▶ _Description of the task_
Find how many lines hold the word "checked" and give that number only.

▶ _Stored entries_

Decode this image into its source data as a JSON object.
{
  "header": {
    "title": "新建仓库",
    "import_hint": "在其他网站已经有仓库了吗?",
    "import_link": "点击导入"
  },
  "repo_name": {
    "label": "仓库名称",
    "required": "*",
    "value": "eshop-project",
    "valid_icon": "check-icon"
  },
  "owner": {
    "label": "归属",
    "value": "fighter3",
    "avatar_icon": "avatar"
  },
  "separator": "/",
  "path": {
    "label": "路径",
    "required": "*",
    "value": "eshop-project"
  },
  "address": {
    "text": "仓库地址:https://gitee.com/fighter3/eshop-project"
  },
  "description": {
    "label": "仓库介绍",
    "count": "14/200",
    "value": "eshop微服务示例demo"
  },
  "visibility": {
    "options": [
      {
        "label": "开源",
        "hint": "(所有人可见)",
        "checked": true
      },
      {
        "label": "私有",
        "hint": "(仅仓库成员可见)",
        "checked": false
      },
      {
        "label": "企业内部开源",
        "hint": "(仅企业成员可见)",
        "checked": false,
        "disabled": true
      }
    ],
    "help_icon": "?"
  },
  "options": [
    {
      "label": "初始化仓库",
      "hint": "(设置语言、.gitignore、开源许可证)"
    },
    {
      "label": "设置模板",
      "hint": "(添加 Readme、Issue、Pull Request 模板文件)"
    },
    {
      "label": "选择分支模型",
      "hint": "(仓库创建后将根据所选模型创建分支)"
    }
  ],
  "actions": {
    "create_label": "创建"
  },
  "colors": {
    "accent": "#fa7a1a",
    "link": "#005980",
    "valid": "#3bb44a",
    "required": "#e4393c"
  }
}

▶ _The completed task_
3